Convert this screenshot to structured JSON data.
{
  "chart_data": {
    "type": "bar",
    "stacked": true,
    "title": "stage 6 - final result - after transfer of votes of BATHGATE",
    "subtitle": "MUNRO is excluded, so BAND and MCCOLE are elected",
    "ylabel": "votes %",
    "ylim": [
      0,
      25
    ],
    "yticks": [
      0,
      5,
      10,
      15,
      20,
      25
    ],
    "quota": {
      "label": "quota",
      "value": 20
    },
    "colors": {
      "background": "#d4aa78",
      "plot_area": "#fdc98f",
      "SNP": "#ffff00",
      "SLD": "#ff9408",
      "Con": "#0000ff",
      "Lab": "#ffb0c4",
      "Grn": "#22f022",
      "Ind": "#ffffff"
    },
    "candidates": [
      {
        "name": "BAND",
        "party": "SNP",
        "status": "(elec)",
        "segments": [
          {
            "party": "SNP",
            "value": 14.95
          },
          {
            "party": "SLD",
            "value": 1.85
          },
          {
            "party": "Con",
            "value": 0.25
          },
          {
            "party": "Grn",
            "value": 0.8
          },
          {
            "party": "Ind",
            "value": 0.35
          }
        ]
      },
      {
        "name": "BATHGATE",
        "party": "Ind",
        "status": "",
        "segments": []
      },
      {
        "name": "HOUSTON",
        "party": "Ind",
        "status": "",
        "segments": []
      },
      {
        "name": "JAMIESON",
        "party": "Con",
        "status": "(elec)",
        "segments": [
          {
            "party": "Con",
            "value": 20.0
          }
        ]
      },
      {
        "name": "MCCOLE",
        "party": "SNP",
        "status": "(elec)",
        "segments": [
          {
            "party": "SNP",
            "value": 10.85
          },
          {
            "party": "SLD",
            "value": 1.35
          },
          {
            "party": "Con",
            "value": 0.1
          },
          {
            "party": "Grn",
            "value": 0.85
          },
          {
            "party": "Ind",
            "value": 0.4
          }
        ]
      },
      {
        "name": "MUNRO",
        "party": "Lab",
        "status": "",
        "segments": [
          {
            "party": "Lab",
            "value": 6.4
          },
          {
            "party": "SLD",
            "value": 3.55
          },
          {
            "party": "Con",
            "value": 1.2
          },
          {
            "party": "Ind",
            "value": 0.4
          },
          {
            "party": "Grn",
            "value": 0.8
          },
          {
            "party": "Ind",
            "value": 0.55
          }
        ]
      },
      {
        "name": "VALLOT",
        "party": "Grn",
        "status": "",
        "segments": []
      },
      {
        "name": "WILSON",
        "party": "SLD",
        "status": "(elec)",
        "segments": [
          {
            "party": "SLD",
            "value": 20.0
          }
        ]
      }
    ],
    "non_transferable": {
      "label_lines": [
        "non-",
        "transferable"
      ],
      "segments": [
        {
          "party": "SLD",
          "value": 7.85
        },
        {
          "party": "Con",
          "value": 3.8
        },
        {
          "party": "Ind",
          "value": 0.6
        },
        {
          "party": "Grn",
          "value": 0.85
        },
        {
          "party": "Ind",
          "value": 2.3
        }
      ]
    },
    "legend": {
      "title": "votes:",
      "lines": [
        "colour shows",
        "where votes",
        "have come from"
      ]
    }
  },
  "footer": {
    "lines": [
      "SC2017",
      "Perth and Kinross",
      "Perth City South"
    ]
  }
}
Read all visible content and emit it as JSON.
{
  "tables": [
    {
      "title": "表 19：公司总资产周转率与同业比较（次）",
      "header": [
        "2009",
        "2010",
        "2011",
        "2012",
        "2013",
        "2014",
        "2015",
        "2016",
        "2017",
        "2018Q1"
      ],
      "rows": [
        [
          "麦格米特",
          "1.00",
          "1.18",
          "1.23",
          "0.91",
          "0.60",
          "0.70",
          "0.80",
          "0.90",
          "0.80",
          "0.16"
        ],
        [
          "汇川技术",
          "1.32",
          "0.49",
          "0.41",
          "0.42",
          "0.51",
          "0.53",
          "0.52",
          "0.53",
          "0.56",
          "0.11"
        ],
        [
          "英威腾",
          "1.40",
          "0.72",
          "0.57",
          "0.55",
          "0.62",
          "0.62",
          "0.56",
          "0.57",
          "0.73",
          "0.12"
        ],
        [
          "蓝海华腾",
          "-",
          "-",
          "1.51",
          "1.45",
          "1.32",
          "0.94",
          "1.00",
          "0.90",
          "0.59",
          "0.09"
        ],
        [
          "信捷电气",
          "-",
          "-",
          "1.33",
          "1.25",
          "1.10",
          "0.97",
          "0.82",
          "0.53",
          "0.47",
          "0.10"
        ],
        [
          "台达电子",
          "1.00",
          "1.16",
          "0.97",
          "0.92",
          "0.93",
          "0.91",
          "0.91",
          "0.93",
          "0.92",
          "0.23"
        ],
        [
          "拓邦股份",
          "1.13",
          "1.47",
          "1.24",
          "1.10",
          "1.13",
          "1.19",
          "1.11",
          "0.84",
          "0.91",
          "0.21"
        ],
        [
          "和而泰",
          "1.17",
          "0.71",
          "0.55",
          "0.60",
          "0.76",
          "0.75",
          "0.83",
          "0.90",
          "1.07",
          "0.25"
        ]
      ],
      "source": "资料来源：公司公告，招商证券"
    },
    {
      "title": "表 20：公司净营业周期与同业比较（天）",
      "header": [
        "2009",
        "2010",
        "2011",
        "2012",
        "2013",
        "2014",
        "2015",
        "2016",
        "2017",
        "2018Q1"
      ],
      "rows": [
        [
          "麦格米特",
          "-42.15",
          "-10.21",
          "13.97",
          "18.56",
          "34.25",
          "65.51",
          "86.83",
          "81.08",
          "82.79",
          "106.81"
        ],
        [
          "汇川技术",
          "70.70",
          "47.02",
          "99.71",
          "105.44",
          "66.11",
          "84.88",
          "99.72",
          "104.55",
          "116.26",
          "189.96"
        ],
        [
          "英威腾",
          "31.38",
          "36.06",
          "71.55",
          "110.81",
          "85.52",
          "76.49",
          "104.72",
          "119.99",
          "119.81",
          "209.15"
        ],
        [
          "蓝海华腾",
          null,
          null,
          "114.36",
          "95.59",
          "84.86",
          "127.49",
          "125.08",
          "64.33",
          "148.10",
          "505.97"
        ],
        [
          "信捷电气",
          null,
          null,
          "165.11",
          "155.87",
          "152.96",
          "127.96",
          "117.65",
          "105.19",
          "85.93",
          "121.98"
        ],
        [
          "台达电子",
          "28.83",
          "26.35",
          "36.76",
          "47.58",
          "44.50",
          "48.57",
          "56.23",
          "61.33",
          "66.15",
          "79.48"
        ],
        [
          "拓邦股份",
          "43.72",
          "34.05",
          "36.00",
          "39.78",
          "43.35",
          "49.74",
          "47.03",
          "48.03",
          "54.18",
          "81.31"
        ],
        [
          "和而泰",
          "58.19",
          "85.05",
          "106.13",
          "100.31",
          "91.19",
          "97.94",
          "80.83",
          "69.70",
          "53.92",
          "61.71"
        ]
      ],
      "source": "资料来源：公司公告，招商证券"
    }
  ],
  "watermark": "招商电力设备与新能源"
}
---*---
**Problem statement:**
Find every line in the records that contains the word "MCCOLE"; copy those lines.

**Answer to this exercise:**
    "subtitle": "MUNRO is excluded, so BAND and MCCOLE are elected",
        "name": "MCCOLE",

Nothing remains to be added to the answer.